### TO DO
Exactly repeat the material, dropping only the pictures.
*** SUPPLIED RECORDS ***
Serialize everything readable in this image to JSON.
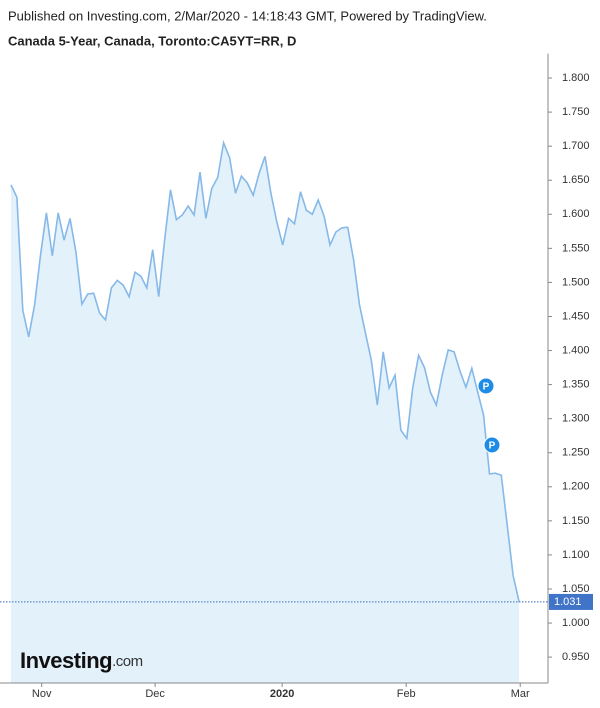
{
  "header": {
    "published": "Published on Investing.com, 2/Mar/2020 - 14:18:43 GMT, Powered by TradingView."
  },
  "logo": {
    "main": "Investing",
    "suffix": ".com"
  },
  "chart_data": {
    "type": "area",
    "title": "Canada 5-Year, Canada, Toronto:CA5YT=RR, D",
    "color": "#86b9e8",
    "fill": "#e3f1fb",
    "values": [
      1.643,
      1.625,
      1.459,
      1.42,
      1.467,
      1.54,
      1.602,
      1.539,
      1.602,
      1.562,
      1.594,
      1.545,
      1.468,
      1.483,
      1.484,
      1.455,
      1.445,
      1.492,
      1.503,
      1.496,
      1.479,
      1.515,
      1.509,
      1.492,
      1.548,
      1.479,
      1.562,
      1.636,
      1.592,
      1.599,
      1.612,
      1.599,
      1.662,
      1.594,
      1.638,
      1.654,
      1.705,
      1.683,
      1.631,
      1.656,
      1.646,
      1.628,
      1.66,
      1.685,
      1.631,
      1.589,
      1.555,
      1.594,
      1.586,
      1.633,
      1.606,
      1.6,
      1.621,
      1.597,
      1.555,
      1.574,
      1.58,
      1.581,
      1.533,
      1.467,
      1.426,
      1.386,
      1.32,
      1.398,
      1.345,
      1.364,
      1.283,
      1.271,
      1.345,
      1.393,
      1.375,
      1.339,
      1.32,
      1.364,
      1.401,
      1.398,
      1.37,
      1.346,
      1.374,
      1.339,
      1.305,
      1.219,
      1.22,
      1.217,
      1.144,
      1.07,
      1.031
    ],
    "xlim": [
      -0.5,
      90.9
    ],
    "xticks": [
      {
        "value": 5.2,
        "label": "Nov"
      },
      {
        "value": 24.4,
        "label": "Dec"
      },
      {
        "value": 45.9,
        "label": "2020"
      },
      {
        "value": 66.9,
        "label": "Feb"
      },
      {
        "value": 86.2,
        "label": "Mar"
      }
    ],
    "ylim": [
      0.912,
      1.83
    ],
    "yticks": [
      {
        "value": 0.95,
        "label": "0.950"
      },
      {
        "value": 1.0,
        "label": "1.000"
      },
      {
        "value": 1.05,
        "label": "1.050"
      },
      {
        "value": 1.1,
        "label": "1.100"
      },
      {
        "value": 1.15,
        "label": "1.150"
      },
      {
        "value": 1.2,
        "label": "1.200"
      },
      {
        "value": 1.25,
        "label": "1.250"
      },
      {
        "value": 1.3,
        "label": "1.300"
      },
      {
        "value": 1.35,
        "label": "1.350"
      },
      {
        "value": 1.4,
        "label": "1.400"
      },
      {
        "value": 1.45,
        "label": "1.450"
      },
      {
        "value": 1.5,
        "label": "1.500"
      },
      {
        "value": 1.55,
        "label": "1.550"
      },
      {
        "value": 1.6,
        "label": "1.600"
      },
      {
        "value": 1.65,
        "label": "1.650"
      },
      {
        "value": 1.7,
        "label": "1.700"
      },
      {
        "value": 1.75,
        "label": "1.750"
      },
      {
        "value": 1.8,
        "label": "1.800"
      }
    ],
    "annotations": [
      {
        "label": "P"
      },
      {
        "label": "P"
      }
    ]
  }
}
***
### OUTPUT BELOW
Serialize everything readable in this image to JSON.
{
  "header": {
    "published": "Published on Investing.com, 2/Mar/2020 - 14:18:43 GMT, Powered by TradingView."
  },
  "logo": {
    "main": "Investing",
    "suffix": ".com"
  },
  "chart_data": {
    "type": "area",
    "title": "Canada 5-Year, Canada, Toronto:CA5YT=RR, D",
    "color": "#86b9e8",
    "fill": "#e3f1fb",
    "values": [
      1.643,
      1.625,
      1.459,
      1.42,
      1.467,
      1.54,
      1.602,
      1.539,
      1.602,
      1.562,
      1.594,
      1.545,
      1.468,
      1.483,
      1.484,
      1.455,
      1.445,
      1.492,
      1.503,
      1.496,
      1.479,
      1.515,
      1.509,
      1.492,
      1.548,
      1.479,
      1.562,
      1.636,
      1.592,
      1.599,
      1.612,
      1.599,
      1.662,
      1.594,
      1.638,
      1.654,
      1.705,
      1.683,
      1.631,
      1.656,
      1.646,
      1.628,
      1.66,
      1.685,
      1.631,
      1.589,
      1.555,
      1.594,
      1.586,
      1.633,
      1.606,
      1.6,
      1.621,
      1.597,
      1.555,
      1.574,
      1.58,
      1.581,
      1.533,
      1.467,
      1.426,
      1.386,
      1.32,
      1.398,
      1.345,
      1.364,
      1.283,
      1.271,
      1.345,
      1.393,
      1.375,
      1.339,
      1.32,
      1.364,
      1.401,
      1.398,
      1.37,
      1.346,
      1.374,
      1.339,
      1.305,
      1.219,
      1.22,
      1.217,
      1.144,
      1.07,
      1.031
    ],
    "xlim": [
      -0.5,
      90.9
    ],
    "xticks": [
      {
        "value": 5.2,
        "label": "Nov"
      },
      {
        "value": 24.4,
        "label": "Dec"
      },
      {
        "value": 45.9,
        "label": "2020"
      },
      {
        "value": 66.9,
        "label": "Feb"
      },
      {
        "value": 86.2,
        "label": "Mar"
      }
    ],
    "ylim": [
      0.912,
      1.83
    ],
    "yticks": [
      {
        "value": 0.95,
        "label": "0.950"
      },
      {
        "value": 1.0,
        "label": "1.000"
      },
      {
        "value": 1.05,
        "label": "1.050"
      },
      {
        "value": 1.1,
        "label": "1.100"
      },
      {
        "value": 1.15,
        "label": "1.150"
      },
      {
        "value": 1.2,
        "label": "1.200"
      },
      {
        "value": 1.25,
        "label": "1.250"
      },
      {
        "value": 1.3,
        "label": "1.300"
      },
      {
        "value": 1.35,
        "label": "1.350"
      },
      {
        "value": 1.4,
        "label": "1.400"
      },
      {
        "value": 1.45,
        "label": "1.450"
      },
      {
        "value": 1.5,
        "label": "1.500"
      },
      {
        "value": 1.55,
        "label": "1.550"
      },
      {
        "value": 1.6,
        "label": "1.600"
      },
      {
        "value": 1.65,
        "label": "1.650"
      },
      {
        "value": 1.7,
        "label": "1.700"
      },
      {
        "value": 1.75,
        "label": "1.750"
      },
      {
        "value": 1.8,
        "label": "1.800"
      }
    ],
    "annotations": [
      {
        "label": "P"
      },
      {
        "label": "P"
      }
    ]
  }
}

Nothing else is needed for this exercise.